Exercise details: Reproduce all lines of the listing below in which the word "October" occurs.

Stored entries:
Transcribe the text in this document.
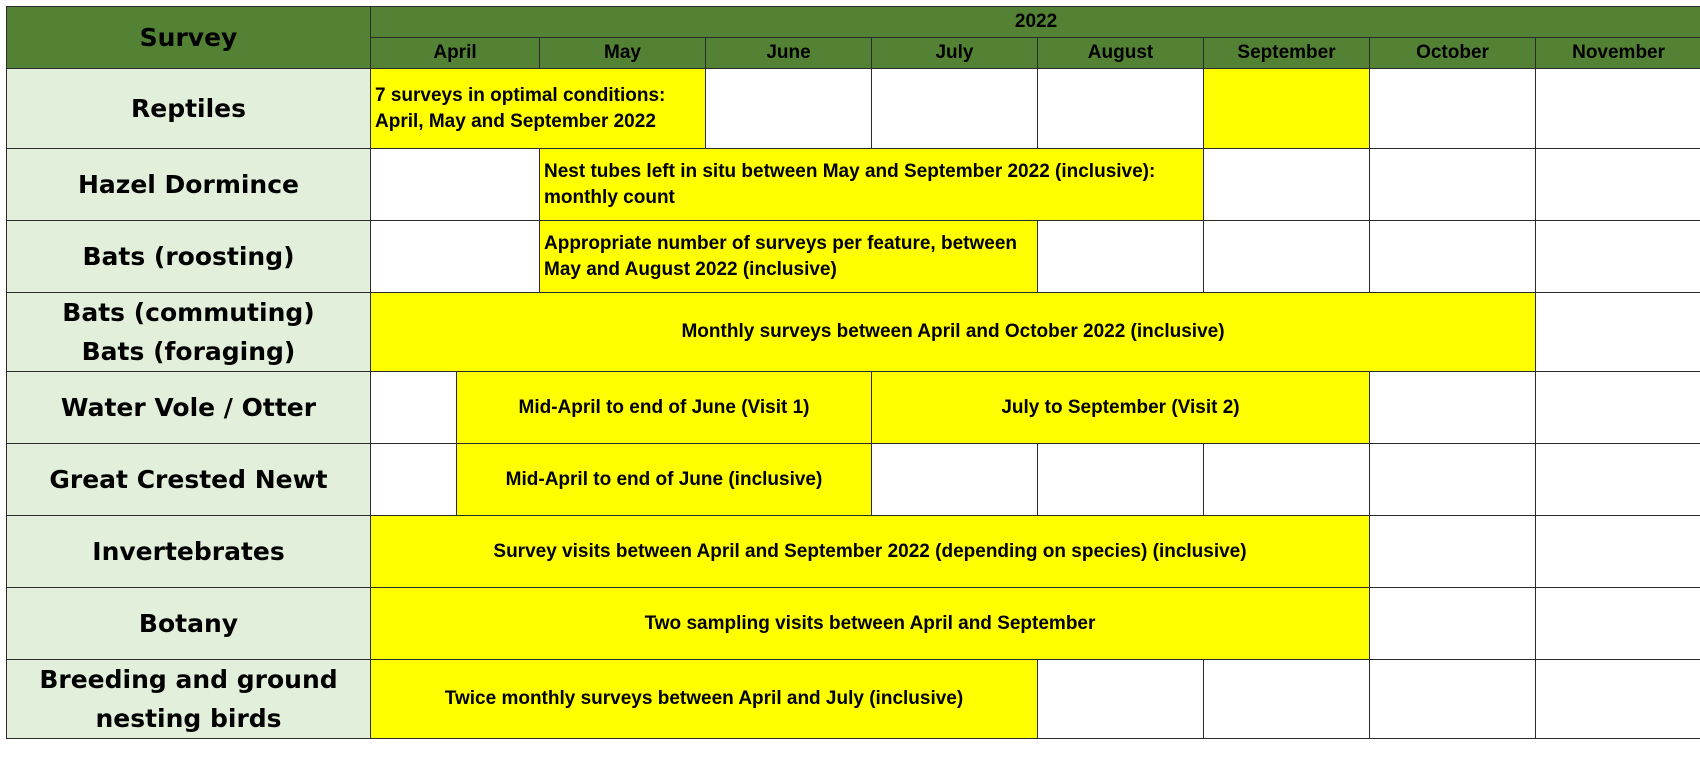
Survey	2022								
	April		May	June	July	August	September	October	November
Reptiles	7 surveys in optimal conditions: April, May and September 2022								
Hazel Dormince			Nest tubes left in situ between May and September 2022 (inclusive): monthly count						
Bats (roosting)			Appropriate number of surveys per feature, between May and August 2022 (inclusive)						

Bats (commuting)
Bats (foraging)	Monthly surveys between April and October 2022 (inclusive)								
Water Vole / Otter		Mid-April to end of June (Visit 1)			July to September (Visit 2)				
Great Crested Newt		Mid-April to end of June (inclusive)							
Invertebrates	Survey visits between April and September 2022 (depending on species) (inclusive)								
Botany	Two sampling visits between April and September								

Breeding and ground
nesting birds	Twice monthly surveys between April and July (inclusive)								
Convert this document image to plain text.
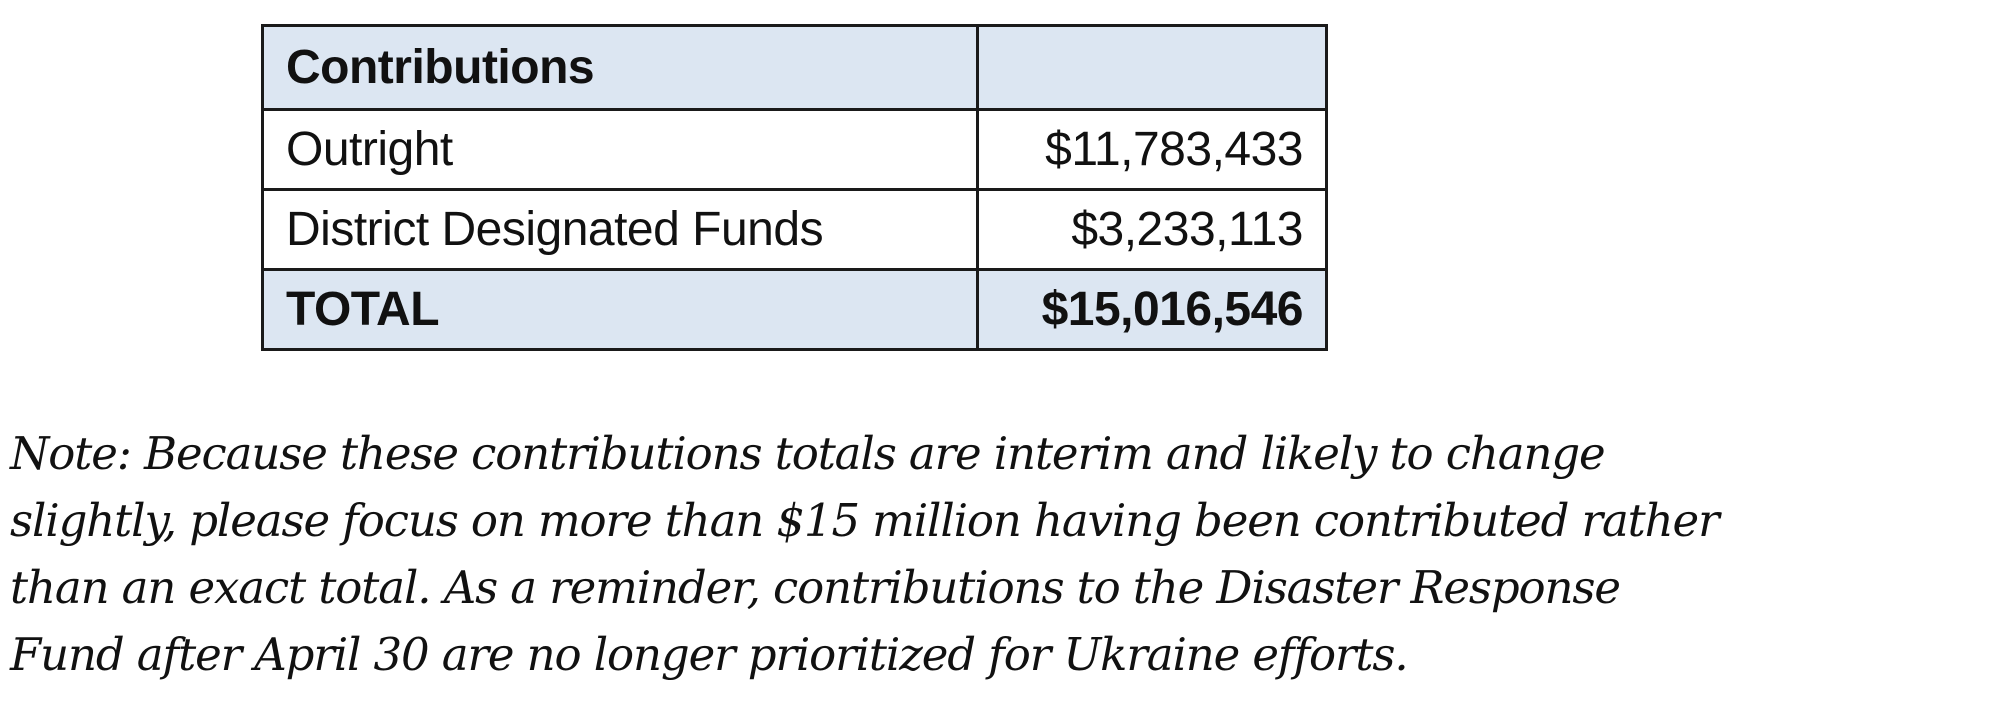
Contributions	
Outright	$11,783,433
District Designated Funds	$3,233,113
TOTAL	$15,016,546

Note: Because these contributions totals are interim and likely to change
slightly, please focus on more than $15 million having been contributed rather
than an exact total. As a reminder, contributions to the Disaster Response
Fund after April 30 are no longer prioritized for Ukraine efforts.
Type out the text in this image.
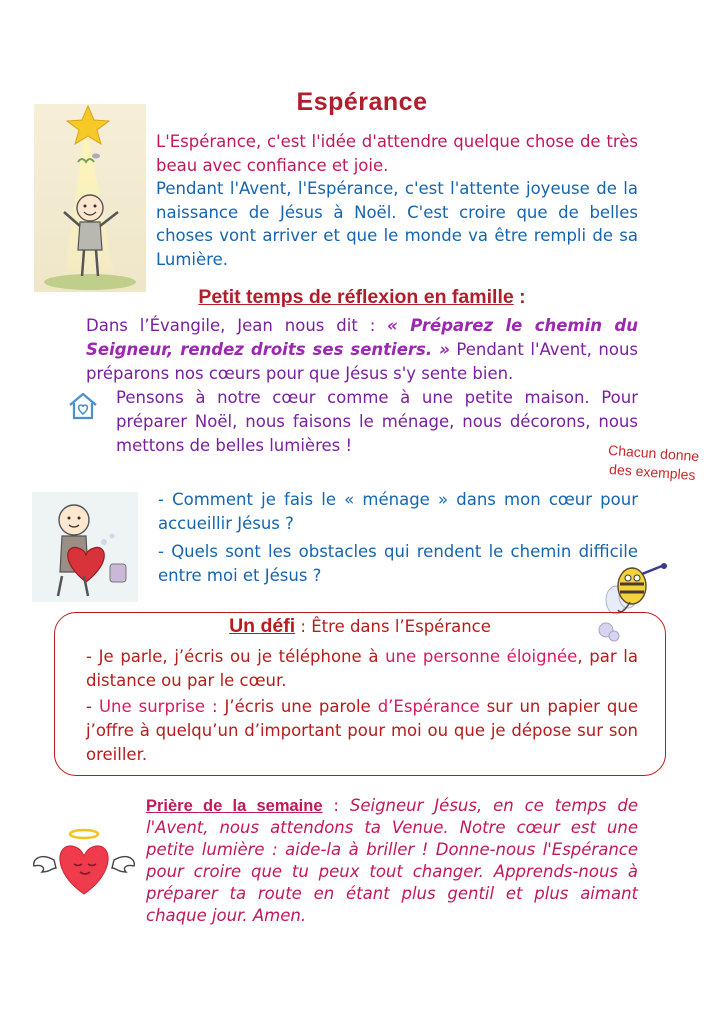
Espérance
L'Espérance, c'est l'idée d'attendre quelque chose de très beau avec confiance et joie.
Pendant l'Avent, l'Espérance, c'est l'attente joyeuse de la naissance de Jésus à Noël. C'est croire que de belles choses vont arriver et que le monde va être rempli de sa Lumière.
Petit temps de réflexion en famille :
Dans l’Évangile, Jean nous dit : « Préparez le chemin du Seigneur, rendez droits ses sentiers. » Pendant l'Avent, nous préparons nos cœurs pour que Jésus s'y sente bien.
Pensons à notre cœur comme à une petite maison. Pour préparer Noël, nous faisons le ménage, nous décorons, nous mettons de belles lumières !	Chacun donne des exemples

- Comment je fais le « ménage » dans mon cœur pour accueillir Jésus ?

- Quels sont les obstacles qui rendent le chemin difficile entre moi et Jésus ?

Un défi : Être dans l’Espérance

- Je parle, j’écris ou je téléphone à une personne éloignée, par la distance ou par le cœur.

- Une surprise : J’écris une parole d’Espérance sur un papier que j’offre à quelqu’un d’important pour moi ou que je dépose sur son oreiller.

Prière de la semaine : Seigneur Jésus, en ce temps de l'Avent, nous attendons ta Venue. Notre cœur est une petite lumière : aide-la à briller ! Donne-nous l'Espérance pour croire que tu peux tout changer. Apprends-nous à préparer ta route en étant plus gentil et plus aimant chaque jour. Amen.
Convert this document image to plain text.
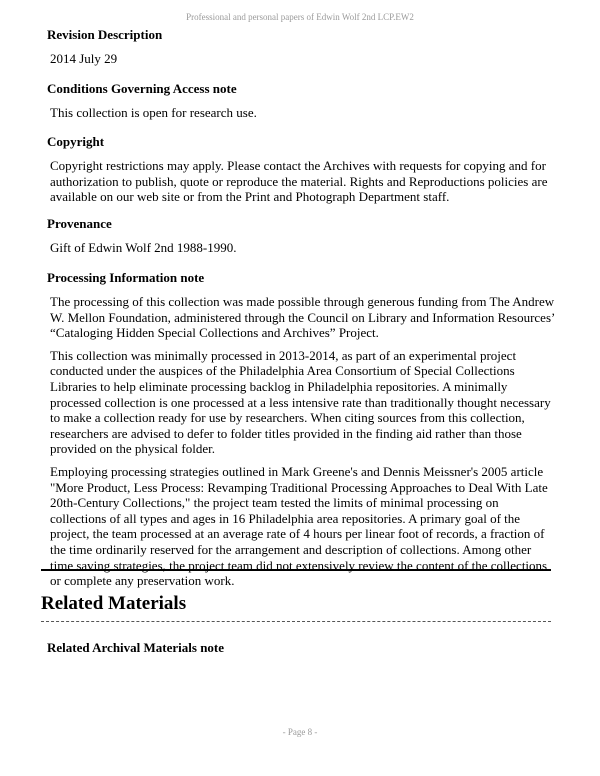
Professional and personal papers of Edwin Wolf 2nd LCP.EW2

Revision Description

2014 July 29

Conditions Governing Access note

This collection is open for research use.

Copyright

Copyright restrictions may apply. Please contact the Archives with requests for copying and for authorization to publish, quote or reproduce the material. Rights and Reproductions policies are available on our web site or from the Print and Photograph Department staff.

Provenance

Gift of Edwin Wolf 2nd 1988-1990.

Processing Information note

The processing of this collection was made possible through generous funding from The Andrew W. Mellon Foundation, administered through the Council on Library and Information Resources’ “Cataloging Hidden Special Collections and Archives” Project.

This collection was minimally processed in 2013-2014, as part of an experimental project conducted under the auspices of the Philadelphia Area Consortium of Special Collections Libraries to help eliminate processing backlog in Philadelphia repositories. A minimally processed collection is one processed at a less intensive rate than traditionally thought necessary to make a collection ready for use by researchers. When citing sources from this collection, researchers are advised to defer to folder titles provided in the finding aid rather than those provided on the physical folder.

Employing processing strategies outlined in Mark Greene's and Dennis Meissner's 2005 article "More Product, Less Process: Revamping Traditional Processing Approaches to Deal With Late 20th-Century Collections," the project team tested the limits of minimal processing on collections of all types and ages in 16 Philadelphia area repositories. A primary goal of the project, the team processed at an average rate of 4 hours per linear foot of records, a fraction of the time ordinarily reserved for the arrangement and description of collections. Among other time saving strategies, the project team did not extensively review the content of the collections or complete any preservation work.

Related Materials
Related Archival Materials note

- Page 8 -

Output of the exercise:
	April		May	June	July	August	September	October	November
Bats (foraging)	Monthly surveys between April and October 2022 (inclusive)								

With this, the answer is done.